→ Work to do:
Copy every entry exactly.

→ Provided records:
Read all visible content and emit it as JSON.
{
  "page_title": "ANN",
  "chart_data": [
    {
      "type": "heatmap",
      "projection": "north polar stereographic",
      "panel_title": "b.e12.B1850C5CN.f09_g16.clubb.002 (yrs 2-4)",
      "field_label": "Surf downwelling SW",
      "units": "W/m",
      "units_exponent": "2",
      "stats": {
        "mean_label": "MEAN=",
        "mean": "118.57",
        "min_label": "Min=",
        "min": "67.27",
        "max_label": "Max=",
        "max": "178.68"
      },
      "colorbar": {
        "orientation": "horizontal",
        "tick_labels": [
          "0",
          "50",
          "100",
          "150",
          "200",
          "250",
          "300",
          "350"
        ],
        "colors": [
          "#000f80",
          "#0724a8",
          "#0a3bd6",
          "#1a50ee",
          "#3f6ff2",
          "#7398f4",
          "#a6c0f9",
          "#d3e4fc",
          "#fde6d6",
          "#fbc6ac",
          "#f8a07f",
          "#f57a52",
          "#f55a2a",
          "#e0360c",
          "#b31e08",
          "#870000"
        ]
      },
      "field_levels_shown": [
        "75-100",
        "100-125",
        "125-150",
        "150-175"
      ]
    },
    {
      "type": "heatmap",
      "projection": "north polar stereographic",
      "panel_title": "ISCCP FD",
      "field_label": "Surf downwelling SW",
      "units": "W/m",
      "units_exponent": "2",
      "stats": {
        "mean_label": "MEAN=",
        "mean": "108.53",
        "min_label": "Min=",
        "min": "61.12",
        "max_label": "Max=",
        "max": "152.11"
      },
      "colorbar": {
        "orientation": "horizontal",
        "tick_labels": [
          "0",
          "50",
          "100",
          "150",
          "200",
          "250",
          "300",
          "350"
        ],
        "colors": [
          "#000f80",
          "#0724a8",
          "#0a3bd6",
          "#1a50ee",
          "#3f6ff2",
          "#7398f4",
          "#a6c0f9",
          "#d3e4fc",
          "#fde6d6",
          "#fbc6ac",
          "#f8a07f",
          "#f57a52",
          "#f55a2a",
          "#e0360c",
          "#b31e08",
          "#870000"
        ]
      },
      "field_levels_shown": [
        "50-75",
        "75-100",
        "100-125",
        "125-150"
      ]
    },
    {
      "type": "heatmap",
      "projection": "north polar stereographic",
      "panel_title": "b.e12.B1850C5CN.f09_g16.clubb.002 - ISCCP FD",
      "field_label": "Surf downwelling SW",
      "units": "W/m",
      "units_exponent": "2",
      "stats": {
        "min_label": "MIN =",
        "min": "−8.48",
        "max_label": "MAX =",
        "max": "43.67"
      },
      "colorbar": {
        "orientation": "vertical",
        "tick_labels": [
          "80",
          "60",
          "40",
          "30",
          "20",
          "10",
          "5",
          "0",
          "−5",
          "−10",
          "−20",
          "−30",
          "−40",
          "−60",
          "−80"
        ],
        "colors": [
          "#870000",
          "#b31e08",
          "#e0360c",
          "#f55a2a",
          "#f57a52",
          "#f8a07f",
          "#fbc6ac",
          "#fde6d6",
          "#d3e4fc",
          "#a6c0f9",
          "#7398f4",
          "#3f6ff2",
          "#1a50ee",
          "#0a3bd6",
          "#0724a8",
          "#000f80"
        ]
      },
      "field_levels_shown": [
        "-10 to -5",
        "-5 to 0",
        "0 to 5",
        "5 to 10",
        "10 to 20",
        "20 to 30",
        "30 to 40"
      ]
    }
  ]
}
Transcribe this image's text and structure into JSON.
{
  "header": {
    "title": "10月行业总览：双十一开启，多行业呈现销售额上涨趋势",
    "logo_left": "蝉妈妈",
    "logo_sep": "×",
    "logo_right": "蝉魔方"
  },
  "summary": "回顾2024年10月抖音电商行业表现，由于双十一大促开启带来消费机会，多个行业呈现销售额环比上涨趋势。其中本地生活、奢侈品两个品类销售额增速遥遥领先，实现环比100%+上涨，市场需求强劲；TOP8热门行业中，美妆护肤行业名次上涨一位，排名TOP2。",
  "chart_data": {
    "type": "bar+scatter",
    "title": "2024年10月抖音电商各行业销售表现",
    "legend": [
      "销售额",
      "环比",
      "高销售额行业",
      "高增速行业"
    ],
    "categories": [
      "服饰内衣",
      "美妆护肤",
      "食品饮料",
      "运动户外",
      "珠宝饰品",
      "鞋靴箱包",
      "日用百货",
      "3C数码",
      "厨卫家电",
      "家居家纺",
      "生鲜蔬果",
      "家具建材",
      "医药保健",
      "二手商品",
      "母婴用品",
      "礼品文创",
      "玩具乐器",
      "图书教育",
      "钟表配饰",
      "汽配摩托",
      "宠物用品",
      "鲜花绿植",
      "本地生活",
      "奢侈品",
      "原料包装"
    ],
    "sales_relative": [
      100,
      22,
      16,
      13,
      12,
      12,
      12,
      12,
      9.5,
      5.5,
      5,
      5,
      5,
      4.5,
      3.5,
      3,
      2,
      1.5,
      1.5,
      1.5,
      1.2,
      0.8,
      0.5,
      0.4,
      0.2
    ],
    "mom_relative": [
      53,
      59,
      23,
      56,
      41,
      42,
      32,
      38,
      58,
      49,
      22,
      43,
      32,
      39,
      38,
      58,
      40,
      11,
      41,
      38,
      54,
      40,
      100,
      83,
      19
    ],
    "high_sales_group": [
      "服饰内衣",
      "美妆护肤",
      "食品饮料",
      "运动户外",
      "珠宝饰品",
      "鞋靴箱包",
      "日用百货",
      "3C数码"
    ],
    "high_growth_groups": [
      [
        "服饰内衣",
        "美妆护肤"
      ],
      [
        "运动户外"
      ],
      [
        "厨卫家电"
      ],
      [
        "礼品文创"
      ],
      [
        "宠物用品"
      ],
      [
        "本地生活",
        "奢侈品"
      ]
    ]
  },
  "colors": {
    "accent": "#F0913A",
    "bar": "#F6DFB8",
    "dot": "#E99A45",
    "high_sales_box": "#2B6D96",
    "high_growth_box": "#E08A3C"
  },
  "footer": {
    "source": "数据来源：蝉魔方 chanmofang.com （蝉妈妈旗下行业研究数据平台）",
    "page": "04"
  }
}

→ Solution to the exercise:
Read all visible content and emit it as JSON.
{
  "page_title": "ANN",
  "chart_data": [
    {
      "type": "heatmap",
      "projection": "north polar stereographic",
      "panel_title": "b.e12.B1850C5CN.f09_g16.clubb.002 (yrs 2-4)",
      "field_label": "Surf downwelling SW",
      "units": "W/m",
      "units_exponent": "2",
      "stats": {
        "mean_label": "MEAN=",
        "mean": "118.57",
        "min_label": "Min=",
        "min": "67.27",
        "max_label": "Max=",
        "max": "178.68"
      },
      "colorbar": {
        "orientation": "horizontal",
        "tick_labels": [
          "0",
          "50",
          "100",
          "150",
          "200",
          "250",
          "300",
          "350"
        ],
        "colors": [
          "#000f80",
          "#0724a8",
          "#0a3bd6",
          "#1a50ee",
          "#3f6ff2",
          "#7398f4",
          "#a6c0f9",
          "#d3e4fc",
          "#fde6d6",
          "#fbc6ac",
          "#f8a07f",
          "#f57a52",
          "#f55a2a",
          "#e0360c",
          "#b31e08",
          "#870000"
        ]
      },
      "field_levels_shown": [
        "75-100",
        "100-125",
        "125-150",
        "150-175"
      ]
    },
    {
      "type": "heatmap",
      "projection": "north polar stereographic",
      "panel_title": "ISCCP FD",
      "field_label": "Surf downwelling SW",
      "units": "W/m",
      "units_exponent": "2",
      "stats": {
        "mean_label": "MEAN=",
        "mean": "108.53",
        "min_label": "Min=",
        "min": "61.12",
        "max_label": "Max=",
        "max": "152.11"
      },
      "colorbar": {
        "orientation": "horizontal",
        "tick_labels": [
          "0",
          "50",
          "100",
          "150",
          "200",
          "250",
          "300",
          "350"
        ],
        "colors": [
          "#000f80",
          "#0724a8",
          "#0a3bd6",
          "#1a50ee",
          "#3f6ff2",
          "#7398f4",
          "#a6c0f9",
          "#d3e4fc",
          "#fde6d6",
          "#fbc6ac",
          "#f8a07f",
          "#f57a52",
          "#f55a2a",
          "#e0360c",
          "#b31e08",
          "#870000"
        ]
      },
      "field_levels_shown": [
        "50-75",
        "75-100",
        "100-125",
        "125-150"
      ]
    },
    {
      "type": "heatmap",
      "projection": "north polar stereographic",
      "panel_title": "b.e12.B1850C5CN.f09_g16.clubb.002 - ISCCP FD",
      "field_label": "Surf downwelling SW",
      "units": "W/m",
      "units_exponent": "2",
      "stats": {
        "min_label": "MIN =",
        "min": "−8.48",
        "max_label": "MAX =",
        "max": "43.67"
      },
      "colorbar": {
        "orientation": "vertical",
        "tick_labels": [
          "80",
          "60",
          "40",
          "30",
          "20",
          "10",
          "5",
          "0",
          "−5",
          "−10",
          "−20",
          "−30",
          "−40",
          "−60",
          "−80"
        ],
        "colors": [
          "#870000",
          "#b31e08",
          "#e0360c",
          "#f55a2a",
          "#f57a52",
          "#f8a07f",
          "#fbc6ac",
          "#fde6d6",
          "#d3e4fc",
          "#a6c0f9",
          "#7398f4",
          "#3f6ff2",
          "#1a50ee",
          "#0a3bd6",
          "#0724a8",
          "#000f80"
        ]
      },
      "field_levels_shown": [
        "-10 to -5",
        "-5 to 0",
        "0 to 5",
        "5 to 10",
        "10 to 20",
        "20 to 30",
        "30 to 40"
      ]
    }
  ]
}
Transcribe this image's text and structure into JSON.
{
  "header": {
    "title": "10月行业总览：双十一开启，多行业呈现销售额上涨趋势",
    "logo_left": "蝉妈妈",
    "logo_sep": "×",
    "logo_right": "蝉魔方"
  },
  "summary": "回顾2024年10月抖音电商行业表现，由于双十一大促开启带来消费机会，多个行业呈现销售额环比上涨趋势。其中本地生活、奢侈品两个品类销售额增速遥遥领先，实现环比100%+上涨，市场需求强劲；TOP8热门行业中，美妆护肤行业名次上涨一位，排名TOP2。",
  "chart_data": {
    "type": "bar+scatter",
    "title": "2024年10月抖音电商各行业销售表现",
    "legend": [
      "销售额",
      "环比",
      "高销售额行业",
      "高增速行业"
    ],
    "categories": [
      "服饰内衣",
      "美妆护肤",
      "食品饮料",
      "运动户外",
      "珠宝饰品",
      "鞋靴箱包",
      "日用百货",
      "3C数码",
      "厨卫家电",
      "家居家纺",
      "生鲜蔬果",
      "家具建材",
      "医药保健",
      "二手商品",
      "母婴用品",
      "礼品文创",
      "玩具乐器",
      "图书教育",
      "钟表配饰",
      "汽配摩托",
      "宠物用品",
      "鲜花绿植",
      "本地生活",
      "奢侈品",
      "原料包装"
    ],
    "sales_relative": [
      100,
      22,
      16,
      13,
      12,
      12,
      12,
      12,
      9.5,
      5.5,
      5,
      5,
      5,
      4.5,
      3.5,
      3,
      2,
      1.5,
      1.5,
      1.5,
      1.2,
      0.8,
      0.5,
      0.4,
      0.2
    ],
    "mom_relative": [
      53,
      59,
      23,
      56,
      41,
      42,
      32,
      38,
      58,
      49,
      22,
      43,
      32,
      39,
      38,
      58,
      40,
      11,
      41,
      38,
      54,
      40,
      100,
      83,
      19
    ],
    "high_sales_group": [
      "服饰内衣",
      "美妆护肤",
      "食品饮料",
      "运动户外",
      "珠宝饰品",
      "鞋靴箱包",
      "日用百货",
      "3C数码"
    ],
    "high_growth_groups": [
      [
        "服饰内衣",
        "美妆护肤"
      ],
      [
        "运动户外"
      ],
      [
        "厨卫家电"
      ],
      [
        "礼品文创"
      ],
      [
        "宠物用品"
      ],
      [
        "本地生活",
        "奢侈品"
      ]
    ]
  },
  "colors": {
    "accent": "#F0913A",
    "bar": "#F6DFB8",
    "dot": "#E99A45",
    "high_sales_box": "#2B6D96",
    "high_growth_box": "#E08A3C"
  },
  "footer": {
    "source": "数据来源：蝉魔方 chanmofang.com （蝉妈妈旗下行业研究数据平台）",
    "page": "04"
  }
}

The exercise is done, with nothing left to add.